(Records from a dataset)
════════════════════
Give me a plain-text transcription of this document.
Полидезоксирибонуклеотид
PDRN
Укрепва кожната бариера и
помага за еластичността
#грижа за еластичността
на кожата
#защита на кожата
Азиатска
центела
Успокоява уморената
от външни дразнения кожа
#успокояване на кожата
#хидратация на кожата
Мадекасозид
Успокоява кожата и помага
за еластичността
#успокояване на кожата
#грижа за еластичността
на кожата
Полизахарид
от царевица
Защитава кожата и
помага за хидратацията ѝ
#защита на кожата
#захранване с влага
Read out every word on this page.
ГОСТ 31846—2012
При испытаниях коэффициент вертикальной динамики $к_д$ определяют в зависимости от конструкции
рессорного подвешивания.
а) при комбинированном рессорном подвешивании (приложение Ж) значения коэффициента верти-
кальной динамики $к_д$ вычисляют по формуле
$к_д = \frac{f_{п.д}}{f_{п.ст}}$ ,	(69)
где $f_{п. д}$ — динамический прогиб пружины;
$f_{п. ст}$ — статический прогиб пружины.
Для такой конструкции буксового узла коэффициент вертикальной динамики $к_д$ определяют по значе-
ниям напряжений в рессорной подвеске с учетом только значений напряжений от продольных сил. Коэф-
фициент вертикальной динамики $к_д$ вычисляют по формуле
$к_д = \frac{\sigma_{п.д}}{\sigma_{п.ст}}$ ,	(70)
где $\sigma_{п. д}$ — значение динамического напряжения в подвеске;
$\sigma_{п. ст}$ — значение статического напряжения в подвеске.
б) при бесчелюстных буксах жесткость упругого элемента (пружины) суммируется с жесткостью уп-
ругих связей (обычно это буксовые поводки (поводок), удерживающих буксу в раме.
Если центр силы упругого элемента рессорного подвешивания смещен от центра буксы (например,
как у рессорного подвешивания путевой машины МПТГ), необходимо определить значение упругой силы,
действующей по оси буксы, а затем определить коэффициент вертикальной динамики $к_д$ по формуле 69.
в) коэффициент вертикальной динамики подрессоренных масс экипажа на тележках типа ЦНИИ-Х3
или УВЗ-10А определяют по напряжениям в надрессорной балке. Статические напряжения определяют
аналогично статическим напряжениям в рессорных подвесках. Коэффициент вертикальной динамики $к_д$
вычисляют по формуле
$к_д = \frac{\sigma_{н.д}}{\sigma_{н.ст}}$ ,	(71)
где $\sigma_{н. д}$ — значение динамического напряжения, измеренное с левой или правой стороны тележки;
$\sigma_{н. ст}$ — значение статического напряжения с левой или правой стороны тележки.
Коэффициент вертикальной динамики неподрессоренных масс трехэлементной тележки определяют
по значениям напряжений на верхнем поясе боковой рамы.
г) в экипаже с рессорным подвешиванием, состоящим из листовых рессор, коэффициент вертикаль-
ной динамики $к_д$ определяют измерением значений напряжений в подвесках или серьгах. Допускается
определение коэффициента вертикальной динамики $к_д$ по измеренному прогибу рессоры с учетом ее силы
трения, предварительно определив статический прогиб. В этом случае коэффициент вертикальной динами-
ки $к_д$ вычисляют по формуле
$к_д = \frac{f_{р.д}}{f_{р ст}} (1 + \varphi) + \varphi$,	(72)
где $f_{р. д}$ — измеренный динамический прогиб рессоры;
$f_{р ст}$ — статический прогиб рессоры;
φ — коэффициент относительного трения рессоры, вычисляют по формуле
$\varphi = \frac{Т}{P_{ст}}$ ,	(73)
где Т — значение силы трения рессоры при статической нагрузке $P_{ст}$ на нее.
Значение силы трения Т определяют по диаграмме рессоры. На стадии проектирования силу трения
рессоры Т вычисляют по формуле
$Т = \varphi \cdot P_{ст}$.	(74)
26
════════════════════
> _GIVEN INSTRUCTION_: Can you reproduce all the material exactly?

> _OUTPUT OF THE EXERCISE_:
Give me a plain-text transcription of this document.
Полидезоксирибонуклеотид
PDRN
Укрепва кожната бариера и
помага за еластичността
#грижа за еластичността
на кожата
#защита на кожата
Азиатска
центела
Успокоява уморената
от външни дразнения кожа
#успокояване на кожата
#хидратация на кожата
Мадекасозид
Успокоява кожата и помага
за еластичността
#успокояване на кожата
#грижа за еластичността
на кожата
Полизахарид
от царевица
Защитава кожата и
помага за хидратацията ѝ
#защита на кожата
#захранване с влага
Read out every word on this page.
ГОСТ 31846—2012
При испытаниях коэффициент вертикальной динамики $к_д$ определяют в зависимости от конструкции
рессорного подвешивания.
а) при комбинированном рессорном подвешивании (приложение Ж) значения коэффициента верти-
кальной динамики $к_д$ вычисляют по формуле
$к_д = \frac{f_{п.д}}{f_{п.ст}}$ ,	(69)
где $f_{п. д}$ — динамический прогиб пружины;
$f_{п. ст}$ — статический прогиб пружины.
Для такой конструкции буксового узла коэффициент вертикальной динамики $к_д$ определяют по значе-
ниям напряжений в рессорной подвеске с учетом только значений напряжений от продольных сил. Коэф-
фициент вертикальной динамики $к_д$ вычисляют по формуле
$к_д = \frac{\sigma_{п.д}}{\sigma_{п.ст}}$ ,	(70)
где $\sigma_{п. д}$ — значение динамического напряжения в подвеске;
$\sigma_{п. ст}$ — значение статического напряжения в подвеске.
б) при бесчелюстных буксах жесткость упругого элемента (пружины) суммируется с жесткостью уп-
ругих связей (обычно это буксовые поводки (поводок), удерживающих буксу в раме.
Если центр силы упругого элемента рессорного подвешивания смещен от центра буксы (например,
как у рессорного подвешивания путевой машины МПТГ), необходимо определить значение упругой силы,
действующей по оси буксы, а затем определить коэффициент вертикальной динамики $к_д$ по формуле 69.
в) коэффициент вертикальной динамики подрессоренных масс экипажа на тележках типа ЦНИИ-Х3
или УВЗ-10А определяют по напряжениям в надрессорной балке. Статические напряжения определяют
аналогично статическим напряжениям в рессорных подвесках. Коэффициент вертикальной динамики $к_д$
вычисляют по формуле
$к_д = \frac{\sigma_{н.д}}{\sigma_{н.ст}}$ ,	(71)
где $\sigma_{н. д}$ — значение динамического напряжения, измеренное с левой или правой стороны тележки;
$\sigma_{н. ст}$ — значение статического напряжения с левой или правой стороны тележки.
Коэффициент вертикальной динамики неподрессоренных масс трехэлементной тележки определяют
по значениям напряжений на верхнем поясе боковой рамы.
г) в экипаже с рессорным подвешиванием, состоящим из листовых рессор, коэффициент вертикаль-
ной динамики $к_д$ определяют измерением значений напряжений в подвесках или серьгах. Допускается
определение коэффициента вертикальной динамики $к_д$ по измеренному прогибу рессоры с учетом ее силы
трения, предварительно определив статический прогиб. В этом случае коэффициент вертикальной динами-
ки $к_д$ вычисляют по формуле
$к_д = \frac{f_{р.д}}{f_{р ст}} (1 + \varphi) + \varphi$,	(72)
где $f_{р. д}$ — измеренный динамический прогиб рессоры;
$f_{р ст}$ — статический прогиб рессоры;
φ — коэффициент относительного трения рессоры, вычисляют по формуле
$\varphi = \frac{Т}{P_{ст}}$ ,	(73)
где Т — значение силы трения рессоры при статической нагрузке $P_{ст}$ на нее.
Значение силы трения Т определяют по диаграмме рессоры. На стадии проектирования силу трения
рессоры Т вычисляют по формуле
$Т = \varphi \cdot P_{ст}$.	(74)
26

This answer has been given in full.